▶ [Written request] Copy everything in the data below exactly except the pictures.

▶ [Data supplied]

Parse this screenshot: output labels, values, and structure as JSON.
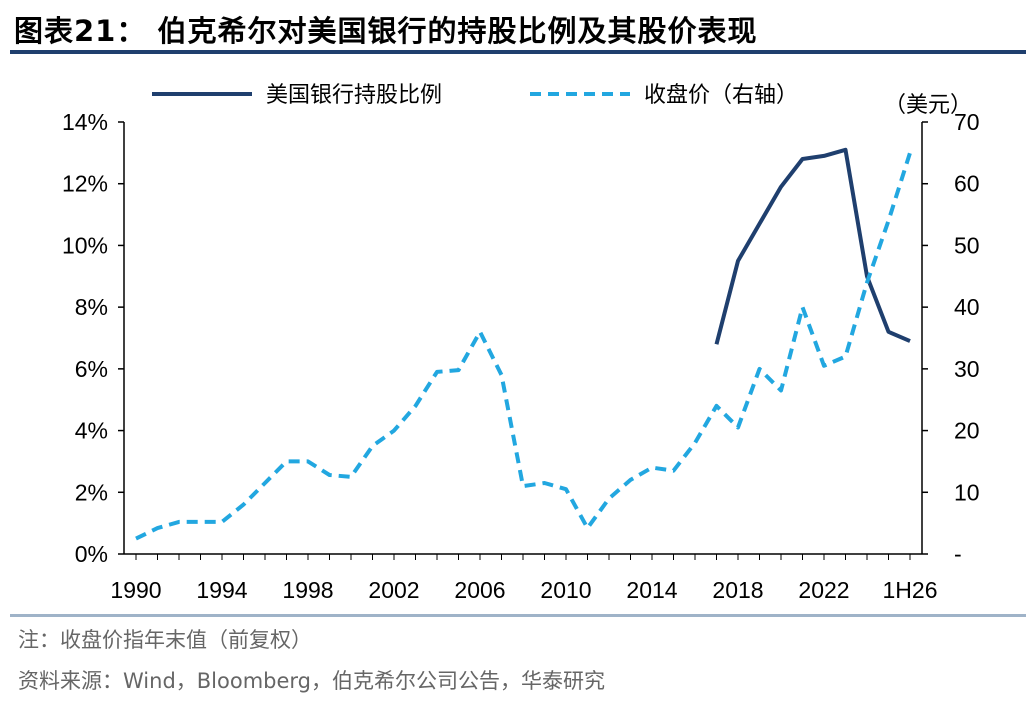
{
  "header": {
    "title": "图表21： 伯克希尔对美国银行的持股比例及其股价表现"
  },
  "footer": {
    "note": "注：收盘价指年末值（前复权）",
    "source": "资料来源：Wind，Bloomberg，伯克希尔公司公告，华泰研究"
  },
  "chart_data": {
    "type": "line",
    "x_tick_labels": [
      "1990",
      "1994",
      "1998",
      "2002",
      "2006",
      "2010",
      "2014",
      "2018",
      "2022",
      "1H26"
    ],
    "y_left_ticks": [
      "0%",
      "2%",
      "4%",
      "6%",
      "8%",
      "10%",
      "12%",
      "14%"
    ],
    "y_left_range": [
      0,
      14
    ],
    "y_right_ticks": [
      "-",
      "10",
      "20",
      "30",
      "40",
      "50",
      "60",
      "70"
    ],
    "y_right_range": [
      0,
      70
    ],
    "y_right_unit": "（美元）",
    "legend_position": "top",
    "grid": false,
    "colors": {
      "ownership": "#1f3f6e",
      "price": "#22a7e0"
    },
    "series": [
      {
        "name": "美国银行持股比例",
        "axis": "left",
        "style": "solid",
        "x": [
          2017,
          2018,
          2019,
          2020,
          2021,
          2022,
          2023,
          2024,
          2025,
          2026
        ],
        "values": [
          6.8,
          9.5,
          10.7,
          11.9,
          12.8,
          12.9,
          13.1,
          9.0,
          7.2,
          6.9
        ]
      },
      {
        "name": "收盘价（右轴）",
        "axis": "right",
        "style": "dashed",
        "x": [
          1990,
          1991,
          1992,
          1993,
          1994,
          1995,
          1996,
          1997,
          1998,
          1999,
          2000,
          2001,
          2002,
          2003,
          2004,
          2005,
          2006,
          2007,
          2008,
          2009,
          2010,
          2011,
          2012,
          2013,
          2014,
          2015,
          2016,
          2017,
          2018,
          2019,
          2020,
          2021,
          2022,
          2023,
          2024,
          2025,
          2026
        ],
        "values": [
          2.5,
          4.2,
          5.2,
          5.2,
          5.2,
          8.0,
          11.5,
          15.0,
          15.0,
          12.8,
          12.5,
          17.5,
          20.0,
          24.0,
          29.5,
          29.8,
          36.0,
          29.0,
          11.0,
          11.5,
          10.5,
          4.2,
          9.0,
          12.0,
          14.0,
          13.5,
          18.0,
          24.0,
          20.5,
          30.0,
          26.5,
          40.0,
          30.5,
          32.0,
          44.0,
          54.0,
          65.0
        ]
      }
    ]
  }
}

▶ [Complete answer]
Parse this screenshot: output labels, values, and structure as JSON.
{
  "header": {
    "title": "图表21： 伯克希尔对美国银行的持股比例及其股价表现"
  },
  "footer": {
    "note": "注：收盘价指年末值（前复权）",
    "source": "资料来源：Wind，Bloomberg，伯克希尔公司公告，华泰研究"
  },
  "chart_data": {
    "type": "line",
    "x_tick_labels": [
      "1990",
      "1994",
      "1998",
      "2002",
      "2006",
      "2010",
      "2014",
      "2018",
      "2022",
      "1H26"
    ],
    "y_left_ticks": [
      "0%",
      "2%",
      "4%",
      "6%",
      "8%",
      "10%",
      "12%",
      "14%"
    ],
    "y_left_range": [
      0,
      14
    ],
    "y_right_ticks": [
      "-",
      "10",
      "20",
      "30",
      "40",
      "50",
      "60",
      "70"
    ],
    "y_right_range": [
      0,
      70
    ],
    "y_right_unit": "（美元）",
    "legend_position": "top",
    "grid": false,
    "colors": {
      "ownership": "#1f3f6e",
      "price": "#22a7e0"
    },
    "series": [
      {
        "name": "美国银行持股比例",
        "axis": "left",
        "style": "solid",
        "x": [
          2017,
          2018,
          2019,
          2020,
          2021,
          2022,
          2023,
          2024,
          2025,
          2026
        ],
        "values": [
          6.8,
          9.5,
          10.7,
          11.9,
          12.8,
          12.9,
          13.1,
          9.0,
          7.2,
          6.9
        ]
      },
      {
        "name": "收盘价（右轴）",
        "axis": "right",
        "style": "dashed",
        "x": [
          1990,
          1991,
          1992,
          1993,
          1994,
          1995,
          1996,
          1997,
          1998,
          1999,
          2000,
          2001,
          2002,
          2003,
          2004,
          2005,
          2006,
          2007,
          2008,
          2009,
          2010,
          2011,
          2012,
          2013,
          2014,
          2015,
          2016,
          2017,
          2018,
          2019,
          2020,
          2021,
          2022,
          2023,
          2024,
          2025,
          2026
        ],
        "values": [
          2.5,
          4.2,
          5.2,
          5.2,
          5.2,
          8.0,
          11.5,
          15.0,
          15.0,
          12.8,
          12.5,
          17.5,
          20.0,
          24.0,
          29.5,
          29.8,
          36.0,
          29.0,
          11.0,
          11.5,
          10.5,
          4.2,
          9.0,
          12.0,
          14.0,
          13.5,
          18.0,
          24.0,
          20.5,
          30.0,
          26.5,
          40.0,
          30.5,
          32.0,
          44.0,
          54.0,
          65.0
        ]
      }
    ]
  }
}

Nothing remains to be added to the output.